PROBLEM STATEMENT:
Restate the entries below word for word, omitting nothing.

═════ RECORD LIST

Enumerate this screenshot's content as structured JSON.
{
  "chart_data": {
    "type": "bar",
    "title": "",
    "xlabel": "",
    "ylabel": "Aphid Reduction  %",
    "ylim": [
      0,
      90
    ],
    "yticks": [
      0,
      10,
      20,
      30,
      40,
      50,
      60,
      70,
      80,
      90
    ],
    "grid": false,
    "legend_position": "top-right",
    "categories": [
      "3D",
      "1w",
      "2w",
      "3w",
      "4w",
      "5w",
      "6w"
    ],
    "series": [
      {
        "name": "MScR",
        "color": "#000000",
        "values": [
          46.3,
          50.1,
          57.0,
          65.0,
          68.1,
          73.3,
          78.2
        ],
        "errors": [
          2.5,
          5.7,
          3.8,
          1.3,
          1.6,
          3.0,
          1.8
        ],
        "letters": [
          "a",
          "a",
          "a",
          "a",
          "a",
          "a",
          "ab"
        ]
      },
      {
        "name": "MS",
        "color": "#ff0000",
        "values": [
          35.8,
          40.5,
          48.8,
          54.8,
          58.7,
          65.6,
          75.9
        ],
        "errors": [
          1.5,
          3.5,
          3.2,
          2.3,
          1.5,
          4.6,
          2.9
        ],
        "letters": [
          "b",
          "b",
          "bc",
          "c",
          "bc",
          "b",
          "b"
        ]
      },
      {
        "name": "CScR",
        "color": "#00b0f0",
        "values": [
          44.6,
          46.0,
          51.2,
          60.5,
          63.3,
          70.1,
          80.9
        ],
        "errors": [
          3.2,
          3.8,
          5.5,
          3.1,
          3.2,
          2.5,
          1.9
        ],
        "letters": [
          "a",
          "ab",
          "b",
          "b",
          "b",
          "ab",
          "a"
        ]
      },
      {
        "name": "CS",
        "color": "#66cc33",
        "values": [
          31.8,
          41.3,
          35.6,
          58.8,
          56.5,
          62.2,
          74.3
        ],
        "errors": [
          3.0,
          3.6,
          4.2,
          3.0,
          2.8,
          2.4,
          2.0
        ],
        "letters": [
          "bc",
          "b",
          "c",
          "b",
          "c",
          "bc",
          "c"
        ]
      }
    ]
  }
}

══════════

ANSWER TO THIS TASK:
Enumerate this screenshot's content as structured JSON.
{
  "chart_data": {
    "type": "bar",
    "title": "",
    "xlabel": "",
    "ylabel": "Aphid Reduction  %",
    "ylim": [
      0,
      90
    ],
    "yticks": [
      0,
      10,
      20,
      30,
      40,
      50,
      60,
      70,
      80,
      90
    ],
    "grid": false,
    "legend_position": "top-right",
    "categories": [
      "3D",
      "1w",
      "2w",
      "3w",
      "4w",
      "5w",
      "6w"
    ],
    "series": [
      {
        "name": "MScR",
        "color": "#000000",
        "values": [
          46.3,
          50.1,
          57.0,
          65.0,
          68.1,
          73.3,
          78.2
        ],
        "errors": [
          2.5,
          5.7,
          3.8,
          1.3,
          1.6,
          3.0,
          1.8
        ],
        "letters": [
          "a",
          "a",
          "a",
          "a",
          "a",
          "a",
          "ab"
        ]
      },
      {
        "name": "MS",
        "color": "#ff0000",
        "values": [
          35.8,
          40.5,
          48.8,
          54.8,
          58.7,
          65.6,
          75.9
        ],
        "errors": [
          1.5,
          3.5,
          3.2,
          2.3,
          1.5,
          4.6,
          2.9
        ],
        "letters": [
          "b",
          "b",
          "bc",
          "c",
          "bc",
          "b",
          "b"
        ]
      },
      {
        "name": "CScR",
        "color": "#00b0f0",
        "values": [
          44.6,
          46.0,
          51.2,
          60.5,
          63.3,
          70.1,
          80.9
        ],
        "errors": [
          3.2,
          3.8,
          5.5,
          3.1,
          3.2,
          2.5,
          1.9
        ],
        "letters": [
          "a",
          "ab",
          "b",
          "b",
          "b",
          "ab",
          "a"
        ]
      },
      {
        "name": "CS",
        "color": "#66cc33",
        "values": [
          31.8,
          41.3,
          35.6,
          58.8,
          56.5,
          62.2,
          74.3
        ],
        "errors": [
          3.0,
          3.6,
          4.2,
          3.0,
          2.8,
          2.4,
          2.0
        ],
        "letters": [
          "bc",
          "b",
          "c",
          "b",
          "c",
          "bc",
          "c"
        ]
      }
    ]
  }
}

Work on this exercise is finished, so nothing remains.